> _SET EXERCISE_
Identify and pull out each line of the entries in which "brand" occurs.
+ + + +
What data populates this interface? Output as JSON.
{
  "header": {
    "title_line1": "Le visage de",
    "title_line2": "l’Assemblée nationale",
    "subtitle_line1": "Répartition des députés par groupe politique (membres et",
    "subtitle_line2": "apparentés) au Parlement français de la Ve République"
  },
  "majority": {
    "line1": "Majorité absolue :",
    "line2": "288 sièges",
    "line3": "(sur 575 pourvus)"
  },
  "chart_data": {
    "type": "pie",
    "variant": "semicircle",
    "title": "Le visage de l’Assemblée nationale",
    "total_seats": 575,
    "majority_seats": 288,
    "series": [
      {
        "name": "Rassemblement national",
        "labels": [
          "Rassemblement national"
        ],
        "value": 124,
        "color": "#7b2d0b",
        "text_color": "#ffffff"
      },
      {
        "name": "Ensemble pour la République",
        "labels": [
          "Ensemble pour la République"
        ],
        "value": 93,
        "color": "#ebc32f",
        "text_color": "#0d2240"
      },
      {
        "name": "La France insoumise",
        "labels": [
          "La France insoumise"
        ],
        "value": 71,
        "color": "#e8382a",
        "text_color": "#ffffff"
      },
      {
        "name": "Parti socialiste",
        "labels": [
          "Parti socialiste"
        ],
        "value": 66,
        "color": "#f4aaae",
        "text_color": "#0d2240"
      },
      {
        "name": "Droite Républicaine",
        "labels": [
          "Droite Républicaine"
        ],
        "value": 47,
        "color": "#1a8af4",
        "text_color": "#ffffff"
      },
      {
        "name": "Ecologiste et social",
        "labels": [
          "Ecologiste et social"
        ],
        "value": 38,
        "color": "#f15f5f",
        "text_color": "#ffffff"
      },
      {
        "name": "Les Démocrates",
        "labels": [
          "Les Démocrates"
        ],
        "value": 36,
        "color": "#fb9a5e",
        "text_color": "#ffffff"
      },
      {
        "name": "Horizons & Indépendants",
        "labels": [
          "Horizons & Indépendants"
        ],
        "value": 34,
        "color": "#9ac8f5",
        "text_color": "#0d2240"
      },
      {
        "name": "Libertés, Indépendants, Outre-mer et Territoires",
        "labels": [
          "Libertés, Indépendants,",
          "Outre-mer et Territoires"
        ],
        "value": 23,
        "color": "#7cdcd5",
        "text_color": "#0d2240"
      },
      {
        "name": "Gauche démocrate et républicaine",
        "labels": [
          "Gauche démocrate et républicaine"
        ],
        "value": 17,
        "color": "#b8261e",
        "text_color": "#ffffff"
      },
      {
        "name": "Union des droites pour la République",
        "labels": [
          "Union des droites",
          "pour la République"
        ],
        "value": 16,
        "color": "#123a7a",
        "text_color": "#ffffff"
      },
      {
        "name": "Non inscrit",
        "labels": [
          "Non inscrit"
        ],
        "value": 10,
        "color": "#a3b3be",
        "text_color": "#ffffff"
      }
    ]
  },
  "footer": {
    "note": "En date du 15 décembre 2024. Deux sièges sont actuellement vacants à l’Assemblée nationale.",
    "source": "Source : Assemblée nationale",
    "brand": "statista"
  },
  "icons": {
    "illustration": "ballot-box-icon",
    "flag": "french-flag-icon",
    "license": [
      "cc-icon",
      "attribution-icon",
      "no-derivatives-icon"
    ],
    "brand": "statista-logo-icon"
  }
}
+ + + +
> _OUTPUT BELOW_
    "brand": "statista"
    "brand": "statista-logo-icon"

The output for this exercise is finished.